Given task:
Scan the listing below. Report each line that includes "this".

Dataset:

>>>

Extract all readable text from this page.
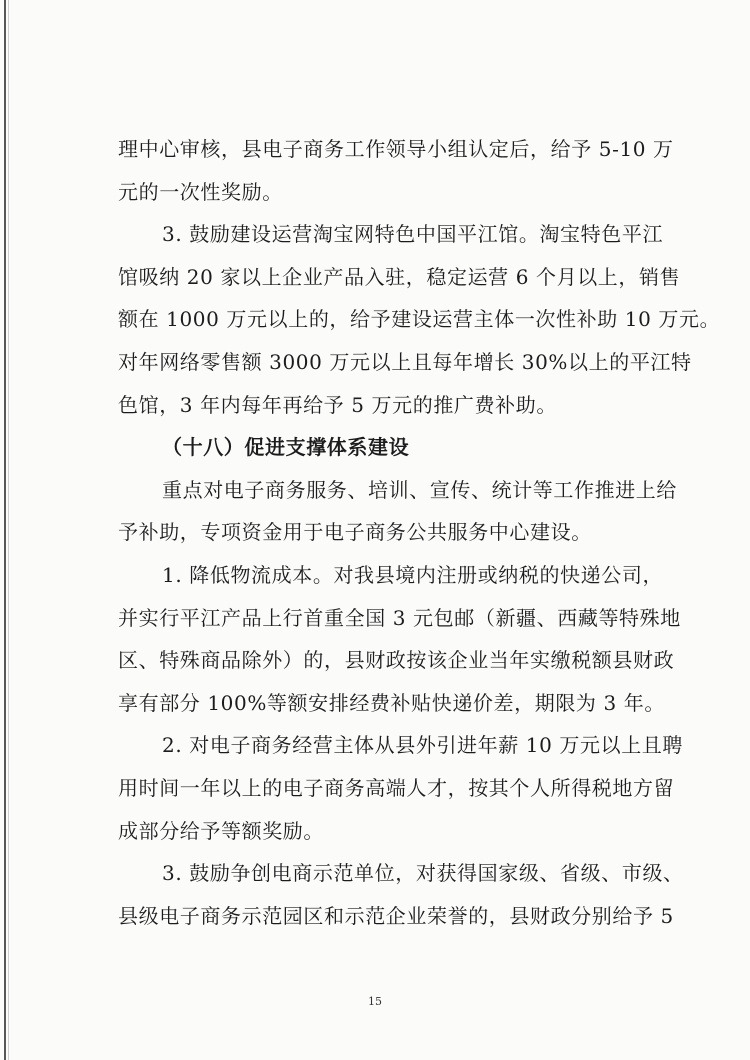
理中心审核，县电子商务工作领导小组认定后，给予 5-10 万
元的一次性奖励。
3. 鼓励建设运营淘宝网特色中国平江馆。淘宝特色平江
馆吸纳 20 家以上企业产品入驻，稳定运营 6 个月以上，销售
额在 1000 万元以上的，给予建设运营主体一次性补助 10 万元。
对年网络零售额 3000 万元以上且每年增长 30%以上的平江特
色馆，3 年内每年再给予 5 万元的推广费补助。
（十八）促进支撑体系建设
重点对电子商务服务、培训、宣传、统计等工作推进上给
予补助，专项资金用于电子商务公共服务中心建设。
1. 降低物流成本。对我县境内注册或纳税的快递公司，
并实行平江产品上行首重全国 3 元包邮（新疆、西藏等特殊地
区、特殊商品除外）的，县财政按该企业当年实缴税额县财政
享有部分 100%等额安排经费补贴快递价差，期限为 3 年。
2. 对电子商务经营主体从县外引进年薪 10 万元以上且聘
用时间一年以上的电子商务高端人才，按其个人所得税地方留
成部分给予等额奖励。
3. 鼓励争创电商示范单位，对获得国家级、省级、市级、
县级电子商务示范园区和示范企业荣誉的，县财政分别给予 5
15
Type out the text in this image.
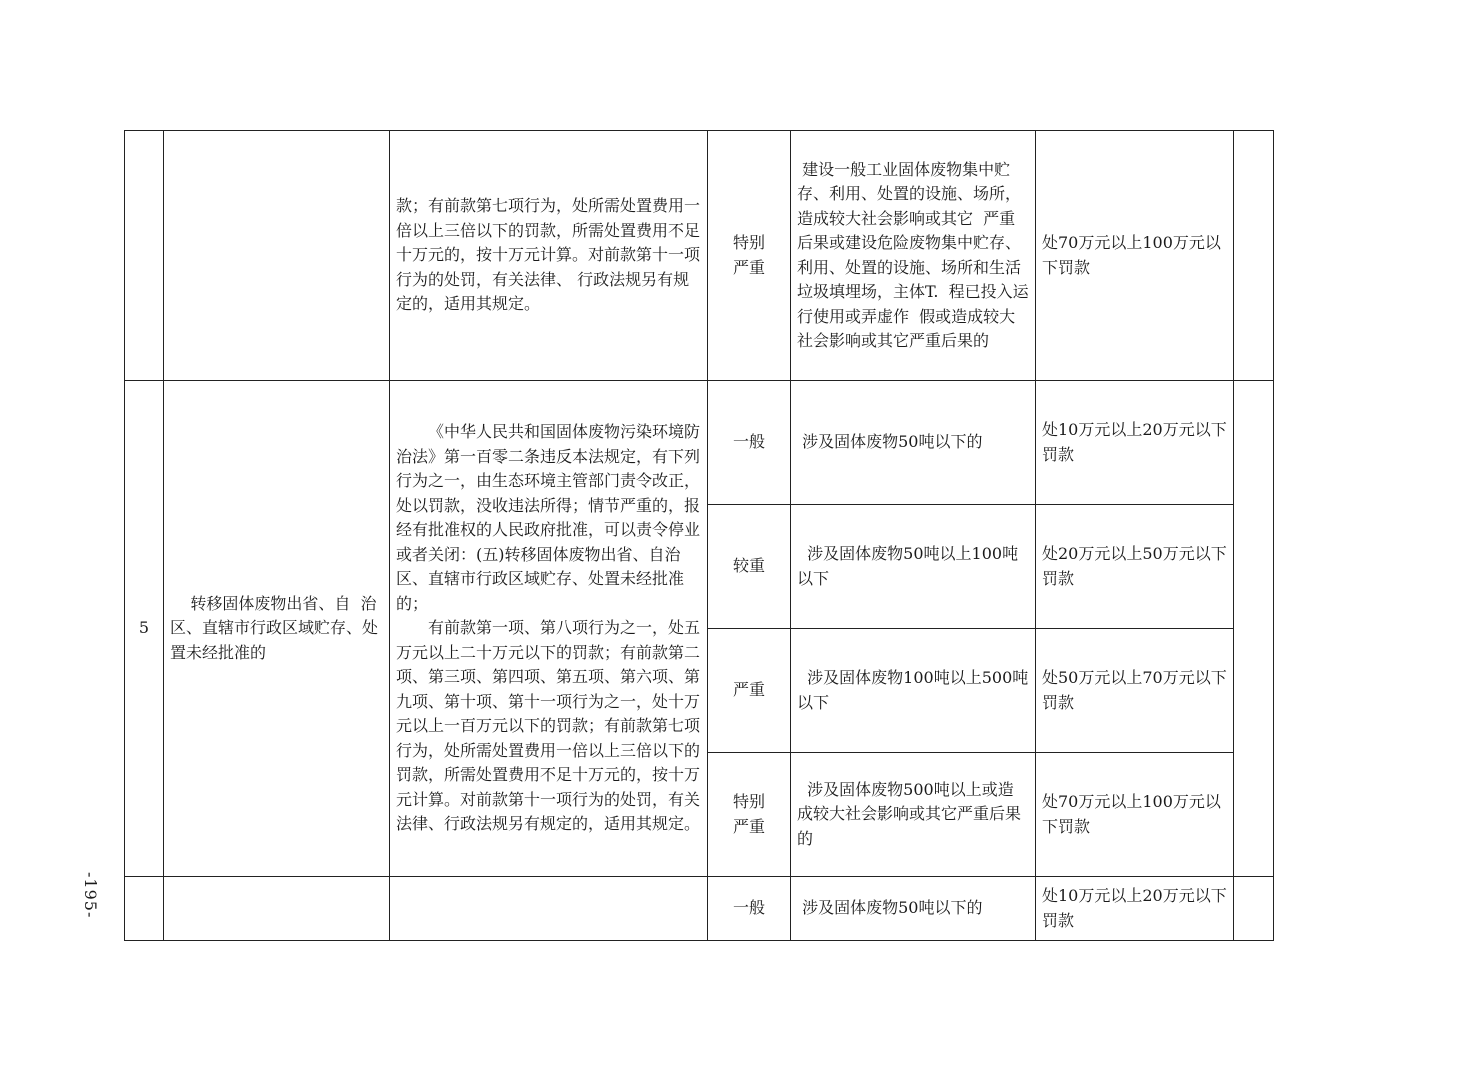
-195-
		款；有前款第七项行为，处所需处置费用一倍以上三倍以下的罚款，所需处置费用不足十万元的，按十万元计算。对前款第十一项行为的处罚，有关法律、 行政法规另有规定的，适用其规定。	特别
严重	建设一般工业固体废物集中贮存、利用、处置的设施、场所，造成较大社会影响或其它  严重后果或建设危险废物集中贮存、利用、处置的设施、场所和生活垃圾填埋场，主体T.  程已投入运行使用或弄虚作  假或造成较大社会影响或其它严重后果的	处70万元以上100万元以下罚款	
5	转移固体废物出省、自  治区、直辖市行政区域贮存、处置未经批准的	《中华人民共和国固体废物污染环境防治法》第一百零二条违反本法规定，有下列行为之一，由生态环境主管部门责令改正，处以罚款，没收违法所得；情节严重的，报经有批准权的人民政府批准，可以责令停业或者关闭：(五)转移固体废物出省、自治区、直辖市行政区域贮存、处置未经批准的；
有前款第一项、第八项行为之一，处五万元以上二十万元以下的罚款；有前款第二项、第三项、第四项、第五项、第六项、第九项、第十项、第十一项行为之一，处十万元以上一百万元以下的罚款；有前款第七项行为，处所需处置费用一倍以上三倍以下的罚款，所需处置费用不足十万元的，按十万元计算。对前款第十一项行为的处罚，有关法律、行政法规另有规定的，适用其规定。	一般	涉及固体废物50吨以下的	处10万元以上20万元以下罚款	
			较重	涉及固体废物50吨以上100吨以下	处20万元以上50万元以下罚款	
			严重	涉及固体废物100吨以上500吨以下	处50万元以上70万元以下罚款	
			特别
严重	涉及固体废物500吨以上或造成较大社会影响或其它严重后果的	处70万元以上100万元以下罚款	
			一般	涉及固体废物50吨以下的	处10万元以上20万元以下罚款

<<<

Written answer:
Extract all readable text from this page.
Type out the text in this image.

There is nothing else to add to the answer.